▶ _Text block_
★ ★ ★ ★
# grainy lip balm



## gaerwen (Oct 5, 2014)

I make my own lip balm and noticed yesterday its gone grainy. I assume its from melting a bit or freezing? Any thoughts? how can I avoid this?

 its coconut oil, cocoa butter, olive oil, candellia wax, vit e, cocoa absolute, peppermint eo.


----------



## Susie (Oct 5, 2014)

It's the cocoa butter.  You need to temper cocoa butter by bringing it up to 100F and keep it there for 45-60 minutes.  

http://intheinterestofannie.blogspot.com/2011/03/tempering-butter-101shea-mango-and.html

When I get it in, I go ahead and temper the whole batch, then pour it into an ice tray with 15 gm per cube spot so that it is pre-measured for lip balms or body butter.  I do the same thing with my shea.  Just saves a lot of time.


----------



## Nevada (Oct 5, 2014)

Quick freeze at pour. http://swiftcraftymonkey.blogspot.com/search?q=grainy


----------



## Ktaggard (Oct 5, 2014)

I find that when I use cocoa butter, the quick freeze method does not always work. I have had no problems with shea and mango though.  Just in my experience.


----------



## shunt2011 (Oct 5, 2014)

Susie said:


> It's the cocoa butter. You need to temper cocoa butter by bringing it up to 100F and keep it there for 45-60 minutes.
> 
> http://intheinterestofannie.blogspot.com/2011/03/tempering-butter-101shea-mango-and.html
> 
> When I get it in, I go ahead and temper the whole batch, then pour it into an ice tray with 15 gm per cube spot so that it is pre-measured for lip balms or body butter. I do the same thing with my shea. Just saves a lot of time.



I do this as well with cocoa and shea.  I also put the balm in the fridge immediately after pouring


----------



## Susie (Oct 5, 2014)

I refrigerate my lip balms also immediately, but more to save time waiting for it to harden.

I went to the swiftcraftymonkey site, and copied this bit so that folks will get the whole context of the freezing process:

"*If you are finding your mango or shea butter is always grainy no matter what you do*, you can temper it the way you would temper chocolate. Melt your mango or shea butter completely (to a liquid), then pour into a mould or container of some kind and put it into the fridge or freezer to cool very quickly."

This means you have tempered it, and it still gets grainy.  Tempering is still necessary to prevent graininess.


----------



## Hazel (Oct 5, 2014)

This is an interesting topic. I'm glad gaerwen posted it. Knock on wood. I haven't had any graininess problem with my lip balms (one recipe has shea & cocoa, the other just cocoa). I heat and hold all oils and butters at 160F (approx) for 15-20 minutes. I let cool to approx 120F (maybe a little less) and then pour. Then I leave the tubes sitting overnight to harden. I should start putting them in the frig just in case...


----------



## Susie (Oct 6, 2014)

Gosh, you are lucky!  I had graininess with cocoa, so I swapped to shea, still grainy.  So I went looking for what the problem and solution was.  Tempering solved it.  And like I said, I just temper the whole container as soon as I get it in, then divide into convenient weights for use.


----------



## IrishLass (Oct 6, 2014)

I use a bit of ButterEZ from LotionCrafter's in all my balms to prevent graininess. 

 IrishLass


----------



## bumblewood (Oct 6, 2014)

Ok so this is probably a dumb question but... Once it's been tempered and quickly cooled, does it stay tempered? If it is melted again after the initial temper (to mix with the other oils for the recipe) does it then un-temper it? Would I have to temper the recipe as a whole?
★ ★ ★ ★
▶ _Supplied information_

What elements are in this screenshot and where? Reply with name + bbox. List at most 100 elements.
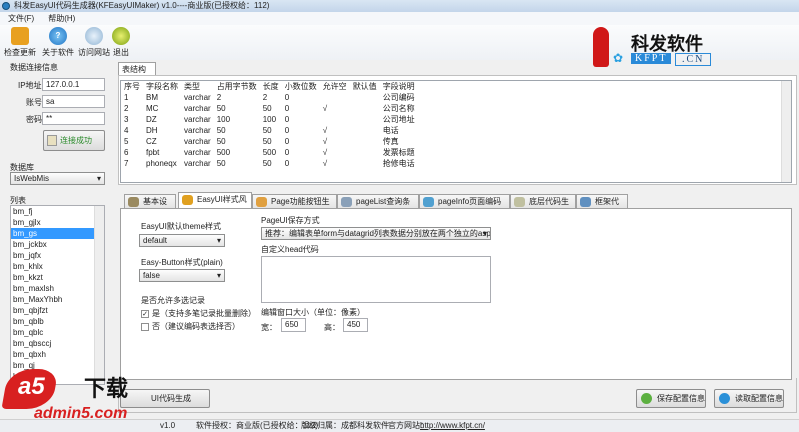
★ ★ ★ ★
▶ _What you are asked to do_
Continue the forum thread about grainy lip balm, picking up after its last post.

▶ _Task answer_
----------



## Susie (Oct 6, 2014)

Once it is tempered, it is tempered.  I had a batch that got forgotten  outside(my son) and completely melted while in transit, and it re-solidified without any problem or graininess.

If you happen to have a grainy balm batch that contains both shea and cocoa, I have successfully remelted, then raised the temperature to 170F for 15 minutes, then lowered it to 120F for 45 minutes and fixed the batch.(I really do hate to waste, and I learn a lot when fixing mess ups.)


----------



## PuddinAndPeanuts (Oct 6, 2014)

Susie said:


> Once it is tempered, it is tempered.  I had a batch that got forgotten  outside(my son) and completely melted while in transit, and it re-solidified without any problem or graininess.
> 
> If you happen to have a grainy balm batch that contains both shea and cocoa, I have successfully remelted, then raised the temperature to 170F for 15 minutes, then lowered it to 120F for 45 minutes and fixed the batch.(I really do hate to waste, and I learn a lot when fixing mess ups.)



Question about this...  So If I Have untempered Shea in my body butter (I know this thread is about lip balms, but I assume this technique is as likely to apply to body butter?) and I have a bunch of body butter melt at a show or something, I can rebatch it like that and rebottle?  Or does this only work for batches that used Shea that had been tempered properly?


----------



## gaerwen (Oct 6, 2014)

bumblewood said:


> Ok so this is probably a dumb question but... Once it's been tempered and quickly cooled, does it stay tempered? If it is melted again after the initial temper (to mix with the other oils for the recipe) does it then un-temper it? Would I have to temper the recipe as a whole?



my question as well.


----------



## Susie (Oct 6, 2014)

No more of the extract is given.